Problem -
Transcribe the entries that follow, word for word.

Stored rows -
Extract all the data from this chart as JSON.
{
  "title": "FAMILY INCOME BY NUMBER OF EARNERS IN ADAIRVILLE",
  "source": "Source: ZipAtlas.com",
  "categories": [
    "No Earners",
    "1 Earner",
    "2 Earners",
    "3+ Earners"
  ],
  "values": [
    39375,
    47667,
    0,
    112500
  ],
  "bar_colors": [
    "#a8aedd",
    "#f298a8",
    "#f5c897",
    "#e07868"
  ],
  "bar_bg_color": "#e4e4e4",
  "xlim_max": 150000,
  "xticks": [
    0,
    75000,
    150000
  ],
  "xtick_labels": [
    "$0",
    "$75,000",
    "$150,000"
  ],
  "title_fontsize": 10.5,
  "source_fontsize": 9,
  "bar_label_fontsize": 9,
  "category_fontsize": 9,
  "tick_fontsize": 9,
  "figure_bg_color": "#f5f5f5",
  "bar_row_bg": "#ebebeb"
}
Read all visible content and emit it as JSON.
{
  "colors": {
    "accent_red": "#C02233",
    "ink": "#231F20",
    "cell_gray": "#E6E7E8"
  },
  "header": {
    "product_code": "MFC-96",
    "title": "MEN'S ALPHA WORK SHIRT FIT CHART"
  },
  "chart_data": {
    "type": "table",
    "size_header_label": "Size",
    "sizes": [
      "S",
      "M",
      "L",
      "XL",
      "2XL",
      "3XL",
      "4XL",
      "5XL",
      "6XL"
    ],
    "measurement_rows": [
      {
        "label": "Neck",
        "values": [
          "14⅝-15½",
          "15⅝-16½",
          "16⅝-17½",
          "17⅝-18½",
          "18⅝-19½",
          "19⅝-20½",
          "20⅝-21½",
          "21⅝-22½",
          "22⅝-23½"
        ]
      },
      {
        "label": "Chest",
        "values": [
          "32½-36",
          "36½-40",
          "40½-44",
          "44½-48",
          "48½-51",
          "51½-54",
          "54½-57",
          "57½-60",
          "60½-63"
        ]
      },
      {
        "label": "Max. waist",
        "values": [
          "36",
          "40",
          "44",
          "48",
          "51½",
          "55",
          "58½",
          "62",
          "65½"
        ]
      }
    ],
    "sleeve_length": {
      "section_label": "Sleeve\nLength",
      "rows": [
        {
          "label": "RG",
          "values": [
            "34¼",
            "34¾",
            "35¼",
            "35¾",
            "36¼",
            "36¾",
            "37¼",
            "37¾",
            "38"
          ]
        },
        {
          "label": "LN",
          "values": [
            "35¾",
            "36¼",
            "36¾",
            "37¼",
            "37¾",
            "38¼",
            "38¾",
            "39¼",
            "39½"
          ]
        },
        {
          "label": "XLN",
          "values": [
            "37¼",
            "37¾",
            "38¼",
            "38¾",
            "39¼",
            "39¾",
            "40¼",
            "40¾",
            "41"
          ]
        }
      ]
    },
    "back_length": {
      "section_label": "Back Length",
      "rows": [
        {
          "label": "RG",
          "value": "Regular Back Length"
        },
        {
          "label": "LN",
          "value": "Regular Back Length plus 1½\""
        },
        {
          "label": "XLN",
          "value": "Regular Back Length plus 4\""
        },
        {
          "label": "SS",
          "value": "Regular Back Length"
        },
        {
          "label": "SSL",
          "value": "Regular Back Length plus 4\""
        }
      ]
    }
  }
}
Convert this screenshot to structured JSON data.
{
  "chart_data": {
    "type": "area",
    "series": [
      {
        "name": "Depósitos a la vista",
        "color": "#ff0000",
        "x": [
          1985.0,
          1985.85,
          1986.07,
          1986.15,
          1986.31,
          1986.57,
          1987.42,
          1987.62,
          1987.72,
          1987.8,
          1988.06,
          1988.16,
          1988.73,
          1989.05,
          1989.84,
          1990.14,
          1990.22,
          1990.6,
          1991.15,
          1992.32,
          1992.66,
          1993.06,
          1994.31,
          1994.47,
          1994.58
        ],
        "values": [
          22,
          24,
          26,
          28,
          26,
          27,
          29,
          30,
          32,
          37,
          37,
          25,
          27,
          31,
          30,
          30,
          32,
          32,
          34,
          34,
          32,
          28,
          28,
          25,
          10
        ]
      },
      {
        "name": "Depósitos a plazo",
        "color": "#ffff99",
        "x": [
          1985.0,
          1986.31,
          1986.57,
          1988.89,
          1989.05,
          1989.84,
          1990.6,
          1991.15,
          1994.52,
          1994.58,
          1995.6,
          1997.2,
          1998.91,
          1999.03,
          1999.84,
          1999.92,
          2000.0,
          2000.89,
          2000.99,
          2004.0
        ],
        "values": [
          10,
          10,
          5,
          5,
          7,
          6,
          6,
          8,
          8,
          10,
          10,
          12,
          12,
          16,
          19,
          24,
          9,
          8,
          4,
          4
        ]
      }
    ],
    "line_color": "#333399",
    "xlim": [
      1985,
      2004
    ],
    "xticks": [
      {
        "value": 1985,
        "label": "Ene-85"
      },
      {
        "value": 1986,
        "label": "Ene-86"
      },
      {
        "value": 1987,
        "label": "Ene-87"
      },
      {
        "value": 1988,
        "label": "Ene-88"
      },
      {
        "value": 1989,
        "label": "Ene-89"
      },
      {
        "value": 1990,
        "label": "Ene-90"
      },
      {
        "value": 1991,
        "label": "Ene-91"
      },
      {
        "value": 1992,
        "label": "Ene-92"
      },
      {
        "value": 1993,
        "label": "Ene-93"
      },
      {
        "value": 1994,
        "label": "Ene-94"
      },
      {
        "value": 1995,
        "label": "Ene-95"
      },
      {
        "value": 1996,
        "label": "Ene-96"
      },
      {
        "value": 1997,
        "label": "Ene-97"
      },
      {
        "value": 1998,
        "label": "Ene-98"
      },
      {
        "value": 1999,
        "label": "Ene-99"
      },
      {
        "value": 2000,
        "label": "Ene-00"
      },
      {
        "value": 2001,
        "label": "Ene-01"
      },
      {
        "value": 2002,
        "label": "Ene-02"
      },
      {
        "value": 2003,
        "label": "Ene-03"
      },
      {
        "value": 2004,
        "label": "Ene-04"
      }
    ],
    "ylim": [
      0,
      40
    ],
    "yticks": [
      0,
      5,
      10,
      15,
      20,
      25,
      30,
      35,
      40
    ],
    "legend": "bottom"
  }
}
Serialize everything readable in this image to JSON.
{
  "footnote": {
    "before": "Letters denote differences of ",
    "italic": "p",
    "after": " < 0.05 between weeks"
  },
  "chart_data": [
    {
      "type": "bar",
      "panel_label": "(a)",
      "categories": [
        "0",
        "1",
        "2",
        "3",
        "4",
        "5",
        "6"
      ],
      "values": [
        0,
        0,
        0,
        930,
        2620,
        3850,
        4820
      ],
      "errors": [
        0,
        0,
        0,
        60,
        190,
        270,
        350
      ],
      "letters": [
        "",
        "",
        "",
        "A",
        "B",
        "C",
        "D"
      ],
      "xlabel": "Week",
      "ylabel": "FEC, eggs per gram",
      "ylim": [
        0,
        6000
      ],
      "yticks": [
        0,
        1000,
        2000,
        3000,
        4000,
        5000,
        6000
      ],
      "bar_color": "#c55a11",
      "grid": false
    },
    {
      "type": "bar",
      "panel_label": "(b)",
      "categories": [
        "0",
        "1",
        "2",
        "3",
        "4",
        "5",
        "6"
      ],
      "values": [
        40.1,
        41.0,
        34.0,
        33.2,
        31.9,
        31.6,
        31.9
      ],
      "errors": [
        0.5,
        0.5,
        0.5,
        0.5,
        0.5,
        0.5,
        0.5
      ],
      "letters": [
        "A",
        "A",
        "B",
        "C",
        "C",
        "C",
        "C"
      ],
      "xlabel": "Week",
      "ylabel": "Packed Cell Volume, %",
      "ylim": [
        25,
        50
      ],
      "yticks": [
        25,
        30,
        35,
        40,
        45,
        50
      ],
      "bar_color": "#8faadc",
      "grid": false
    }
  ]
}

Response to the task -
Extract all the data from this chart as JSON.
{
  "title": "FAMILY INCOME BY NUMBER OF EARNERS IN ADAIRVILLE",
  "source": "Source: ZipAtlas.com",
  "categories": [
    "No Earners",
    "1 Earner",
    "2 Earners",
    "3+ Earners"
  ],
  "values": [
    39375,
    47667,
    0,
    112500
  ],
  "bar_colors": [
    "#a8aedd",
    "#f298a8",
    "#f5c897",
    "#e07868"
  ],
  "bar_bg_color": "#e4e4e4",
  "xlim_max": 150000,
  "xticks": [
    0,
    75000,
    150000
  ],
  "xtick_labels": [
    "$0",
    "$75,000",
    "$150,000"
  ],
  "title_fontsize": 10.5,
  "source_fontsize": 9,
  "bar_label_fontsize": 9,
  "category_fontsize": 9,
  "tick_fontsize": 9,
  "figure_bg_color": "#f5f5f5",
  "bar_row_bg": "#ebebeb"
}
Read all visible content and emit it as JSON.
{
  "colors": {
    "accent_red": "#C02233",
    "ink": "#231F20",
    "cell_gray": "#E6E7E8"
  },
  "header": {
    "product_code": "MFC-96",
    "title": "MEN'S ALPHA WORK SHIRT FIT CHART"
  },
  "chart_data": {
    "type": "table",
    "size_header_label": "Size",
    "sizes": [
      "S",
      "M",
      "L",
      "XL",
      "2XL",
      "3XL",
      "4XL",
      "5XL",
      "6XL"
    ],
    "measurement_rows": [
      {
        "label": "Neck",
        "values": [
          "14⅝-15½",
          "15⅝-16½",
          "16⅝-17½",
          "17⅝-18½",
          "18⅝-19½",
          "19⅝-20½",
          "20⅝-21½",
          "21⅝-22½",
          "22⅝-23½"
        ]
      },
      {
        "label": "Chest",
        "values": [
          "32½-36",
          "36½-40",
          "40½-44",
          "44½-48",
          "48½-51",
          "51½-54",
          "54½-57",
          "57½-60",
          "60½-63"
        ]
      },
      {
        "label": "Max. waist",
        "values": [
          "36",
          "40",
          "44",
          "48",
          "51½",
          "55",
          "58½",
          "62",
          "65½"
        ]
      }
    ],
    "sleeve_length": {
      "section_label": "Sleeve\nLength",
      "rows": [
        {
          "label": "RG",
          "values": [
            "34¼",
            "34¾",
            "35¼",
            "35¾",
            "36¼",
            "36¾",
            "37¼",
            "37¾",
            "38"
          ]
        },
        {
          "label": "LN",
          "values": [
            "35¾",
            "36¼",
            "36¾",
            "37¼",
            "37¾",
            "38¼",
            "38¾",
            "39¼",
            "39½"
          ]
        },
        {
          "label": "XLN",
          "values": [
            "37¼",
            "37¾",
            "38¼",
            "38¾",
            "39¼",
            "39¾",
            "40¼",
            "40¾",
            "41"
          ]
        }
      ]
    },
    "back_length": {
      "section_label": "Back Length",
      "rows": [
        {
          "label": "RG",
          "value": "Regular Back Length"
        },
        {
          "label": "LN",
          "value": "Regular Back Length plus 1½\""
        },
        {
          "label": "XLN",
          "value": "Regular Back Length plus 4\""
        },
        {
          "label": "SS",
          "value": "Regular Back Length"
        },
        {
          "label": "SSL",
          "value": "Regular Back Length plus 4\""
        }
      ]
    }
  }
}
Convert this screenshot to structured JSON data.
{
  "chart_data": {
    "type": "area",
    "series": [
      {
        "name": "Depósitos a la vista",
        "color": "#ff0000",
        "x": [
          1985.0,
          1985.85,
          1986.07,
          1986.15,
          1986.31,
          1986.57,
          1987.42,
          1987.62,
          1987.72,
          1987.8,
          1988.06,
          1988.16,
          1988.73,
          1989.05,
          1989.84,
          1990.14,
          1990.22,
          1990.6,
          1991.15,
          1992.32,
          1992.66,
          1993.06,
          1994.31,
          1994.47,
          1994.58
        ],
        "values": [
          22,
          24,
          26,
          28,
          26,
          27,
          29,
          30,
          32,
          37,
          37,
          25,
          27,
          31,
          30,
          30,
          32,
          32,
          34,
          34,
          32,
          28,
          28,
          25,
          10
        ]
      },
      {
        "name": "Depósitos a plazo",
        "color": "#ffff99",
        "x": [
          1985.0,
          1986.31,
          1986.57,
          1988.89,
          1989.05,
          1989.84,
          1990.6,
          1991.15,
          1994.52,
          1994.58,
          1995.6,
          1997.2,
          1998.91,
          1999.03,
          1999.84,
          1999.92,
          2000.0,
          2000.89,
          2000.99,
          2004.0
        ],
        "values": [
          10,
          10,
          5,
          5,
          7,
          6,
          6,
          8,
          8,
          10,
          10,
          12,
          12,
          16,
          19,
          24,
          9,
          8,
          4,
          4
        ]
      }
    ],
    "line_color": "#333399",
    "xlim": [
      1985,
      2004
    ],
    "xticks": [
      {
        "value": 1985,
        "label": "Ene-85"
      },
      {
        "value": 1986,
        "label": "Ene-86"
      },
      {
        "value": 1987,
        "label": "Ene-87"
      },
      {
        "value": 1988,
        "label": "Ene-88"
      },
      {
        "value": 1989,
        "label": "Ene-89"
      },
      {
        "value": 1990,
        "label": "Ene-90"
      },
      {
        "value": 1991,
        "label": "Ene-91"
      },
      {
        "value": 1992,
        "label": "Ene-92"
      },
      {
        "value": 1993,
        "label": "Ene-93"
      },
      {
        "value": 1994,
        "label": "Ene-94"
      },
      {
        "value": 1995,
        "label": "Ene-95"
      },
      {
        "value": 1996,
        "label": "Ene-96"
      },
      {
        "value": 1997,
        "label": "Ene-97"
      },
      {
        "value": 1998,
        "label": "Ene-98"
      },
      {
        "value": 1999,
        "label": "Ene-99"
      },
      {
        "value": 2000,
        "label": "Ene-00"
      },
      {
        "value": 2001,
        "label": "Ene-01"
      },
      {
        "value": 2002,
        "label": "Ene-02"
      },
      {
        "value": 2003,
        "label": "Ene-03"
      },
      {
        "value": 2004,
        "label": "Ene-04"
      }
    ],
    "ylim": [
      0,
      40
    ],
    "yticks": [
      0,
      5,
      10,
      15,
      20,
      25,
      30,
      35,
      40
    ],
    "legend": "bottom"
  }
}
Serialize everything readable in this image to JSON.
{
  "footnote": {
    "before": "Letters denote differences of ",
    "italic": "p",
    "after": " < 0.05 between weeks"
  },
  "chart_data": [
    {
      "type": "bar",
      "panel_label": "(a)",
      "categories": [
        "0",
        "1",
        "2",
        "3",
        "4",
        "5",
        "6"
      ],
      "values": [
        0,
        0,
        0,
        930,
        2620,
        3850,
        4820
      ],
      "errors": [
        0,
        0,
        0,
        60,
        190,
        270,
        350
      ],
      "letters": [
        "",
        "",
        "",
        "A",
        "B",
        "C",
        "D"
      ],
      "xlabel": "Week",
      "ylabel": "FEC, eggs per gram",
      "ylim": [
        0,
        6000
      ],
      "yticks": [
        0,
        1000,
        2000,
        3000,
        4000,
        5000,
        6000
      ],
      "bar_color": "#c55a11",
      "grid": false
    },
    {
      "type": "bar",
      "panel_label": "(b)",
      "categories": [
        "0",
        "1",
        "2",
        "3",
        "4",
        "5",
        "6"
      ],
      "values": [
        40.1,
        41.0,
        34.0,
        33.2,
        31.9,
        31.6,
        31.9
      ],
      "errors": [
        0.5,
        0.5,
        0.5,
        0.5,
        0.5,
        0.5,
        0.5
      ],
      "letters": [
        "A",
        "A",
        "B",
        "C",
        "C",
        "C",
        "C"
      ],
      "xlabel": "Week",
      "ylabel": "Packed Cell Volume, %",
      "ylim": [
        25,
        50
      ],
      "yticks": [
        25,
        30,
        35,
        40,
        45,
        50
      ],
      "bar_color": "#8faadc",
      "grid": false
    }
  ]
}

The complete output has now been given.